Supplied material
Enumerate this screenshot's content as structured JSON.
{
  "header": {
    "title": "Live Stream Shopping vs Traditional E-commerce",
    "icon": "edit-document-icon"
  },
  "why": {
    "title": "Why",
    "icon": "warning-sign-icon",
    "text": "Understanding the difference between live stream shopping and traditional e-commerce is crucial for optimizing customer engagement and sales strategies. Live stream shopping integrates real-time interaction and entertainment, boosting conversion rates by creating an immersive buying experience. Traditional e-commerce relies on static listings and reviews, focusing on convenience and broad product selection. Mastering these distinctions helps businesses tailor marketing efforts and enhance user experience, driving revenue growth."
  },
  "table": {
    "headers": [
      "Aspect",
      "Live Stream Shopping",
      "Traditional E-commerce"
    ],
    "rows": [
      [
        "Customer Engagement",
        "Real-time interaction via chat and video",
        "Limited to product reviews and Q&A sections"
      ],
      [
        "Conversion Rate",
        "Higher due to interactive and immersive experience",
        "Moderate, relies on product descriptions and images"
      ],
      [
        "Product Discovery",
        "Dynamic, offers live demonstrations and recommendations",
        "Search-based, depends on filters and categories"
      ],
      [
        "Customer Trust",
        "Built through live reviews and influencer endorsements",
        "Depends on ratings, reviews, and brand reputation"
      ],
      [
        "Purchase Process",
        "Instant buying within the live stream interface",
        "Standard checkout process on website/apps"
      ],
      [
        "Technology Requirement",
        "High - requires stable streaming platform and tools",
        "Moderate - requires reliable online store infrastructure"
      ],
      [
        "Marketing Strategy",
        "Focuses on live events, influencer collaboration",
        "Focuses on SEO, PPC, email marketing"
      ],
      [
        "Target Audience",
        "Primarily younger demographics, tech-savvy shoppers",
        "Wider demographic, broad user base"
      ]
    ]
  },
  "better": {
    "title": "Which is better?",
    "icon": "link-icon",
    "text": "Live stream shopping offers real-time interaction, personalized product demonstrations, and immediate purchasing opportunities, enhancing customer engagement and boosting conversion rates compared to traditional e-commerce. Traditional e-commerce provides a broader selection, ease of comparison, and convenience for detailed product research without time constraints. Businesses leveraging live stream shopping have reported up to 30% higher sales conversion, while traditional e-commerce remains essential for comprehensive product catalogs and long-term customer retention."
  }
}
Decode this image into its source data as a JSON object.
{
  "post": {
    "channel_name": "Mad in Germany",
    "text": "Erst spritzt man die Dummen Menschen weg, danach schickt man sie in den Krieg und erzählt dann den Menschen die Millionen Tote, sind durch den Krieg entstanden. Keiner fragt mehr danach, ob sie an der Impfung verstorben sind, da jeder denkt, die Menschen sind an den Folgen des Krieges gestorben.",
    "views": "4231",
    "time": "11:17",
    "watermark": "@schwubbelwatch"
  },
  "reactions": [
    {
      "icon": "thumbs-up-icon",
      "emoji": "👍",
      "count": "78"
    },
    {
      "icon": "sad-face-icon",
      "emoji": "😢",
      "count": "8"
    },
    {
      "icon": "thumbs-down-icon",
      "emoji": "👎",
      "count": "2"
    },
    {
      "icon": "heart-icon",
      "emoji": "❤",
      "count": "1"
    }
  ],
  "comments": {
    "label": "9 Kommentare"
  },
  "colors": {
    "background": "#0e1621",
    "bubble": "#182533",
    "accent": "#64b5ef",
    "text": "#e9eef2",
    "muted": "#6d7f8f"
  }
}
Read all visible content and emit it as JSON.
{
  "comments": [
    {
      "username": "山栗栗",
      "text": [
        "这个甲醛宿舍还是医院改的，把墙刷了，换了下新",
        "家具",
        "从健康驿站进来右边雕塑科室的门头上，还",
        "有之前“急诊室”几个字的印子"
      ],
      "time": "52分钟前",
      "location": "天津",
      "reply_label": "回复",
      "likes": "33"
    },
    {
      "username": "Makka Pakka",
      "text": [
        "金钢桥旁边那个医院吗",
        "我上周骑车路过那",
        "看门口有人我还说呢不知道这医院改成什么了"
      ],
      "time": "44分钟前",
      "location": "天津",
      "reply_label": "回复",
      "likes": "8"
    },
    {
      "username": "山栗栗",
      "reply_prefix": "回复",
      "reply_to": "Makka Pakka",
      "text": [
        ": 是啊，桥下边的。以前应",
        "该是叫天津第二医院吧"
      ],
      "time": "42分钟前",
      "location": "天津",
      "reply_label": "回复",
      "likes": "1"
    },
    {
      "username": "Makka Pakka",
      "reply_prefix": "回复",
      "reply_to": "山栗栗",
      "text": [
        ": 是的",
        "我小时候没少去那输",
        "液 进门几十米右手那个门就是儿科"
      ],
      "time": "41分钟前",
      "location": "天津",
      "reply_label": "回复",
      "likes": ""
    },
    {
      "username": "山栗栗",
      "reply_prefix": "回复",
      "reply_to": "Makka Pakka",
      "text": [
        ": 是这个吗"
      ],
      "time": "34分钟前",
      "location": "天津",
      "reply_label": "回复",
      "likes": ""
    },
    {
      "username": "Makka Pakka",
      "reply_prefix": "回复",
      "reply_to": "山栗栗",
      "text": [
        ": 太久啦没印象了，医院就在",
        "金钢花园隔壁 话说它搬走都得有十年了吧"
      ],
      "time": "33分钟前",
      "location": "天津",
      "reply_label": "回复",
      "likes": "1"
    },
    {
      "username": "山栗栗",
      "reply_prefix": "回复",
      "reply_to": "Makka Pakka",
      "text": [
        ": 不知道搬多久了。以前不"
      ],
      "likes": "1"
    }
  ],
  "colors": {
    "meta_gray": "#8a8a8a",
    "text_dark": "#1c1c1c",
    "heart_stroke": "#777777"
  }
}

Set exercise
Could you transcribe the records in full, exactly?

Solution to this task
Enumerate this screenshot's content as structured JSON.
{
  "header": {
    "title": "Live Stream Shopping vs Traditional E-commerce",
    "icon": "edit-document-icon"
  },
  "why": {
    "title": "Why",
    "icon": "warning-sign-icon",
    "text": "Understanding the difference between live stream shopping and traditional e-commerce is crucial for optimizing customer engagement and sales strategies. Live stream shopping integrates real-time interaction and entertainment, boosting conversion rates by creating an immersive buying experience. Traditional e-commerce relies on static listings and reviews, focusing on convenience and broad product selection. Mastering these distinctions helps businesses tailor marketing efforts and enhance user experience, driving revenue growth."
  },
  "table": {
    "headers": [
      "Aspect",
      "Live Stream Shopping",
      "Traditional E-commerce"
    ],
    "rows": [
      [
        "Customer Engagement",
        "Real-time interaction via chat and video",
        "Limited to product reviews and Q&A sections"
      ],
      [
        "Conversion Rate",
        "Higher due to interactive and immersive experience",
        "Moderate, relies on product descriptions and images"
      ],
      [
        "Product Discovery",
        "Dynamic, offers live demonstrations and recommendations",
        "Search-based, depends on filters and categories"
      ],
      [
        "Customer Trust",
        "Built through live reviews and influencer endorsements",
        "Depends on ratings, reviews, and brand reputation"
      ],
      [
        "Purchase Process",
        "Instant buying within the live stream interface",
        "Standard checkout process on website/apps"
      ],
      [
        "Technology Requirement",
        "High - requires stable streaming platform and tools",
        "Moderate - requires reliable online store infrastructure"
      ],
      [
        "Marketing Strategy",
        "Focuses on live events, influencer collaboration",
        "Focuses on SEO, PPC, email marketing"
      ],
      [
        "Target Audience",
        "Primarily younger demographics, tech-savvy shoppers",
        "Wider demographic, broad user base"
      ]
    ]
  },
  "better": {
    "title": "Which is better?",
    "icon": "link-icon",
    "text": "Live stream shopping offers real-time interaction, personalized product demonstrations, and immediate purchasing opportunities, enhancing customer engagement and boosting conversion rates compared to traditional e-commerce. Traditional e-commerce provides a broader selection, ease of comparison, and convenience for detailed product research without time constraints. Businesses leveraging live stream shopping have reported up to 30% higher sales conversion, while traditional e-commerce remains essential for comprehensive product catalogs and long-term customer retention."
  }
}
Decode this image into its source data as a JSON object.
{
  "post": {
    "channel_name": "Mad in Germany",
    "text": "Erst spritzt man die Dummen Menschen weg, danach schickt man sie in den Krieg und erzählt dann den Menschen die Millionen Tote, sind durch den Krieg entstanden. Keiner fragt mehr danach, ob sie an der Impfung verstorben sind, da jeder denkt, die Menschen sind an den Folgen des Krieges gestorben.",
    "views": "4231",
    "time": "11:17",
    "watermark": "@schwubbelwatch"
  },
  "reactions": [
    {
      "icon": "thumbs-up-icon",
      "emoji": "👍",
      "count": "78"
    },
    {
      "icon": "sad-face-icon",
      "emoji": "😢",
      "count": "8"
    },
    {
      "icon": "thumbs-down-icon",
      "emoji": "👎",
      "count": "2"
    },
    {
      "icon": "heart-icon",
      "emoji": "❤",
      "count": "1"
    }
  ],
  "comments": {
    "label": "9 Kommentare"
  },
  "colors": {
    "background": "#0e1621",
    "bubble": "#182533",
    "accent": "#64b5ef",
    "text": "#e9eef2",
    "muted": "#6d7f8f"
  }
}
Read all visible content and emit it as JSON.
{
  "comments": [
    {
      "username": "山栗栗",
      "text": [
        "这个甲醛宿舍还是医院改的，把墙刷了，换了下新",
        "家具",
        "从健康驿站进来右边雕塑科室的门头上，还",
        "有之前“急诊室”几个字的印子"
      ],
      "time": "52分钟前",
      "location": "天津",
      "reply_label": "回复",
      "likes": "33"
    },
    {
      "username": "Makka Pakka",
      "text": [
        "金钢桥旁边那个医院吗",
        "我上周骑车路过那",
        "看门口有人我还说呢不知道这医院改成什么了"
      ],
      "time": "44分钟前",
      "location": "天津",
      "reply_label": "回复",
      "likes": "8"
    },
    {
      "username": "山栗栗",
      "reply_prefix": "回复",
      "reply_to": "Makka Pakka",
      "text": [
        ": 是啊，桥下边的。以前应",
        "该是叫天津第二医院吧"
      ],
      "time": "42分钟前",
      "location": "天津",
      "reply_label": "回复",
      "likes": "1"
    },
    {
      "username": "Makka Pakka",
      "reply_prefix": "回复",
      "reply_to": "山栗栗",
      "text": [
        ": 是的",
        "我小时候没少去那输",
        "液 进门几十米右手那个门就是儿科"
      ],
      "time": "41分钟前",
      "location": "天津",
      "reply_label": "回复",
      "likes": ""
    },
    {
      "username": "山栗栗",
      "reply_prefix": "回复",
      "reply_to": "Makka Pakka",
      "text": [
        ": 是这个吗"
      ],
      "time": "34分钟前",
      "location": "天津",
      "reply_label": "回复",
      "likes": ""
    },
    {
      "username": "Makka Pakka",
      "reply_prefix": "回复",
      "reply_to": "山栗栗",
      "text": [
        ": 太久啦没印象了，医院就在",
        "金钢花园隔壁 话说它搬走都得有十年了吧"
      ],
      "time": "33分钟前",
      "location": "天津",
      "reply_label": "回复",
      "likes": "1"
    },
    {
      "username": "山栗栗",
      "reply_prefix": "回复",
      "reply_to": "Makka Pakka",
      "text": [
        ": 不知道搬多久了。以前不"
      ],
      "likes": "1"
    }
  ],
  "colors": {
    "meta_gray": "#8a8a8a",
    "text_dark": "#1c1c1c",
    "heart_stroke": "#777777"
  }
}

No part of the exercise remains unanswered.